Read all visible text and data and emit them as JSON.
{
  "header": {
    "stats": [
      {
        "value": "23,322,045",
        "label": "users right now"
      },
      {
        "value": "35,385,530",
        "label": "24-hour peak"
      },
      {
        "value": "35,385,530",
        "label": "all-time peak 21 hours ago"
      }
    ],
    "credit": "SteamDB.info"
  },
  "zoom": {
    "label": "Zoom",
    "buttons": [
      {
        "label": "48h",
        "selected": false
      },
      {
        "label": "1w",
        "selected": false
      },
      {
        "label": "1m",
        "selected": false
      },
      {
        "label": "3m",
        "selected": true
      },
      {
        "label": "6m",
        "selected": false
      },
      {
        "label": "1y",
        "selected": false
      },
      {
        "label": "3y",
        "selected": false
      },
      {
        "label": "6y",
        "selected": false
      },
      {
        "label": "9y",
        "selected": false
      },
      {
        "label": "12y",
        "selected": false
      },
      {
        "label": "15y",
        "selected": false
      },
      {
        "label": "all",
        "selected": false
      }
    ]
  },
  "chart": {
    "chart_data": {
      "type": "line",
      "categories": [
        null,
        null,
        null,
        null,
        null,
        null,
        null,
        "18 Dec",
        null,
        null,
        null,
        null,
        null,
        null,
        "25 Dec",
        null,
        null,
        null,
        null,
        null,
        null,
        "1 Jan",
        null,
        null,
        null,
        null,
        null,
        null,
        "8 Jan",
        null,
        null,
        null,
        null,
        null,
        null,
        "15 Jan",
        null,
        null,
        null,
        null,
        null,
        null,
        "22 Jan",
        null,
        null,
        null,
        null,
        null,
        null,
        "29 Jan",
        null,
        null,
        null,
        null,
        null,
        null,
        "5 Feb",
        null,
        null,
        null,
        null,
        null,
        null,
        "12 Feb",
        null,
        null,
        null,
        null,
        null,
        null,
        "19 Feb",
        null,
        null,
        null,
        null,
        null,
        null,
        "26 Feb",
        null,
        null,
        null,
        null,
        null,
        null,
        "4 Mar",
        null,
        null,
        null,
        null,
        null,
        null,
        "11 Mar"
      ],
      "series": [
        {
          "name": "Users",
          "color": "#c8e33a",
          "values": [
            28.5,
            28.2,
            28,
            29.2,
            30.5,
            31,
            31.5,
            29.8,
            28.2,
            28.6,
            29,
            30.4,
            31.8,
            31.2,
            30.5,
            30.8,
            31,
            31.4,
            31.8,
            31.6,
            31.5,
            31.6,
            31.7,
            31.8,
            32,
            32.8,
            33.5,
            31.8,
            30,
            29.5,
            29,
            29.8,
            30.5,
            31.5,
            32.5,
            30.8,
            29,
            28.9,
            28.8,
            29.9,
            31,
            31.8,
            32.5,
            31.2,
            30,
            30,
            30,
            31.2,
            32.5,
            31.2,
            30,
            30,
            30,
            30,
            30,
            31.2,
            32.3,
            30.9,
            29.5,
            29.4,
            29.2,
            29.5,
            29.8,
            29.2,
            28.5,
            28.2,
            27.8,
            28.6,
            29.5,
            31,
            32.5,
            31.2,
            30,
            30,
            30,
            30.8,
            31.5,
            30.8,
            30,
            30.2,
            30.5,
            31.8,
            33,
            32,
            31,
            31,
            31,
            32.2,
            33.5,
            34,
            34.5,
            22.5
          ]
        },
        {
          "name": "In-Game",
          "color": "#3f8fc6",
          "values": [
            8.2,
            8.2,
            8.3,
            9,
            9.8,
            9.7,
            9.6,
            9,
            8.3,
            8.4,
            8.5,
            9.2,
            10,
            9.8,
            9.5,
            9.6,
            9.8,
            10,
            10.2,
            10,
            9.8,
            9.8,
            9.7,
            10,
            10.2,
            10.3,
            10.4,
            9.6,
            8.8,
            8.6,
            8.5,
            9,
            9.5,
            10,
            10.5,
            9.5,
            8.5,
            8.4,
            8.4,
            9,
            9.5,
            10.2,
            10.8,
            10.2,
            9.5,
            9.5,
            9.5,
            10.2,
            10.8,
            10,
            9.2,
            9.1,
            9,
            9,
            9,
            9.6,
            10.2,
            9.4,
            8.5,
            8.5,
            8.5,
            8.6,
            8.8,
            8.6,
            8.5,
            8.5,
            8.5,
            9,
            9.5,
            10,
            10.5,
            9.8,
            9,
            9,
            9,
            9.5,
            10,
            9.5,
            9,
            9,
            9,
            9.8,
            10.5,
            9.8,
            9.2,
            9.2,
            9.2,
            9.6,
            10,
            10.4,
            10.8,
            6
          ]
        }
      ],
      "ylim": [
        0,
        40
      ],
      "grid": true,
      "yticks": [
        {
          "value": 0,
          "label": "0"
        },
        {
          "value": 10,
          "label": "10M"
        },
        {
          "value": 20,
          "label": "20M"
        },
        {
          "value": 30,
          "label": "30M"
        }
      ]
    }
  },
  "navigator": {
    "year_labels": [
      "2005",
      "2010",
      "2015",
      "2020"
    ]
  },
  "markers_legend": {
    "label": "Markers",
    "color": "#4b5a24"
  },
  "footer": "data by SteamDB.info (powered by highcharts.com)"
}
-=-=-=-=-
* PROBLEM REQUIREMENTS
Copy out every line where the word "color" occurs.

* COMPLETE RESPONSE
          "color": "#c8e33a",
          "color": "#3f8fc6",
    "color": "#4b5a24"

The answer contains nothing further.